PROBLEM TO WORK ON
Give every entry again, unchanged, and leave its images out.

RECORDS

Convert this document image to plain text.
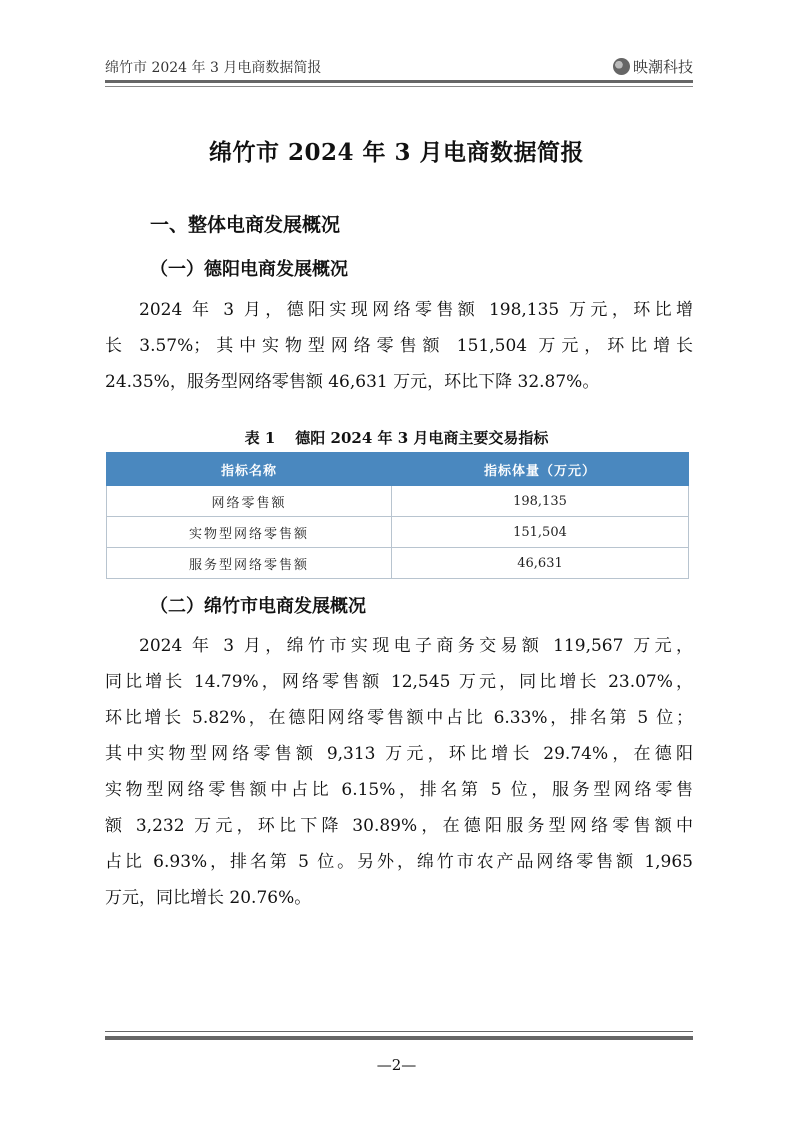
绵竹市 2024 年 3 月电商数据简报	映潮科技
绵竹市 2024 年 3 月电商数据简报
一、整体电商发展概况
（一）德阳电商发展概况
2024 年 3 月，德阳实现网络零售额 198,135 万元，环比增
长 3.57%；其中实物型网络零售额 151,504 万元，环比增长
24.35%，服务型网络零售额 46,631 万元，环比下降 32.87%。
表 1 德阳 2024 年 3 月电商主要交易指标
指标名称	指标体量（万元）
网络零售额	198,135
实物型网络零售额	151,504
服务型网络零售额	46,631
（二）绵竹市电商发展概况
2024 年 3 月，绵竹市实现电子商务交易额 119,567 万元，
同比增长 14.79%，网络零售额 12,545 万元，同比增长 23.07%，
环比增长 5.82%，在德阳网络零售额中占比 6.33%，排名第 5 位；
其中实物型网络零售额 9,313 万元，环比增长 29.74%，在德阳
实物型网络零售额中占比 6.15%，排名第 5 位，服务型网络零售
额 3,232 万元，环比下降 30.89%，在德阳服务型网络零售额中
占比 6.93%，排名第 5 位。另外，绵竹市农产品网络零售额 1,965
万元，同比增长 20.76%。
—2—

PROBLEM SOLUTION
Convert this document image to plain text.
绵竹市 2024 年 3 月电商数据简报	映潮科技
绵竹市 2024 年 3 月电商数据简报
一、整体电商发展概况
（一）德阳电商发展概况
2024 年 3 月，德阳实现网络零售额 198,135 万元，环比增
长 3.57%；其中实物型网络零售额 151,504 万元，环比增长
24.35%，服务型网络零售额 46,631 万元，环比下降 32.87%。
表 1 德阳 2024 年 3 月电商主要交易指标
指标名称	指标体量（万元）
网络零售额	198,135
实物型网络零售额	151,504
服务型网络零售额	46,631
（二）绵竹市电商发展概况
2024 年 3 月，绵竹市实现电子商务交易额 119,567 万元，
同比增长 14.79%，网络零售额 12,545 万元，同比增长 23.07%，
环比增长 5.82%，在德阳网络零售额中占比 6.33%，排名第 5 位；
其中实物型网络零售额 9,313 万元，环比增长 29.74%，在德阳
实物型网络零售额中占比 6.15%，排名第 5 位，服务型网络零售
额 3,232 万元，环比下降 30.89%，在德阳服务型网络零售额中
占比 6.93%，排名第 5 位。另外，绵竹市农产品网络零售额 1,965
万元，同比增长 20.76%。
—2—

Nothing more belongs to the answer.